Source data:

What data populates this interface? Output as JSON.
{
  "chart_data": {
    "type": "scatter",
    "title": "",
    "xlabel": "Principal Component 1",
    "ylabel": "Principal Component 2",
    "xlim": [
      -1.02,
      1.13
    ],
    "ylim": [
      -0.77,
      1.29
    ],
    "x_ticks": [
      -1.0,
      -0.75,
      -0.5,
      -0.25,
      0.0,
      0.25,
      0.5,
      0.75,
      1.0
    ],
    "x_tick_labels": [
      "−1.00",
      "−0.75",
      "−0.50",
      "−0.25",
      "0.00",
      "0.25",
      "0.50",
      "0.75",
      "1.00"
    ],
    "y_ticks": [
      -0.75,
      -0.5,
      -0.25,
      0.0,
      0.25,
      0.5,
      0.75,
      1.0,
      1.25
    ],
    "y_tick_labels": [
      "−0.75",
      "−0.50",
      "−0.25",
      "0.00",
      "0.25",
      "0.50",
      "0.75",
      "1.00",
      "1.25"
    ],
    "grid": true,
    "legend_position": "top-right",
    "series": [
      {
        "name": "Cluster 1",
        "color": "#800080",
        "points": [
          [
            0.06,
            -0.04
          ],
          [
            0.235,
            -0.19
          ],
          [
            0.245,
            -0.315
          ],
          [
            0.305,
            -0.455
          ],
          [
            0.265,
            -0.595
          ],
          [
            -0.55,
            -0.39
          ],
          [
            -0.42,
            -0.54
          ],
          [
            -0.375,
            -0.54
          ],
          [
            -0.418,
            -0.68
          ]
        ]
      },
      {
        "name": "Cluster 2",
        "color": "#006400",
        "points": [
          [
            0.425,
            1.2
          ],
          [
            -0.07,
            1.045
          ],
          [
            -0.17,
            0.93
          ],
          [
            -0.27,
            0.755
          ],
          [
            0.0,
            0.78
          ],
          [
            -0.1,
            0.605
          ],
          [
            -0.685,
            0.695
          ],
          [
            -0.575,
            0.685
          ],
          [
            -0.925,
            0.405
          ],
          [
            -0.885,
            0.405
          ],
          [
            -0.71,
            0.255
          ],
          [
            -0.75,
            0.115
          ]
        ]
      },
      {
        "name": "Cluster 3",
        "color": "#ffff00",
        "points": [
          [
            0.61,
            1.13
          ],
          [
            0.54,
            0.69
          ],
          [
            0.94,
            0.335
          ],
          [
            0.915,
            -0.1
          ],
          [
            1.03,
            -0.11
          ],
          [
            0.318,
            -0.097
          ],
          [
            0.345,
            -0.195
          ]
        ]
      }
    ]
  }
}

### REQUIRED WORK:
Check each line above for the string "name", then copy the ones that have it.

### OUTPUT FOR THIS EXERCISE:
        "name": "Cluster 1",
        "name": "Cluster 2",
        "name": "Cluster 3",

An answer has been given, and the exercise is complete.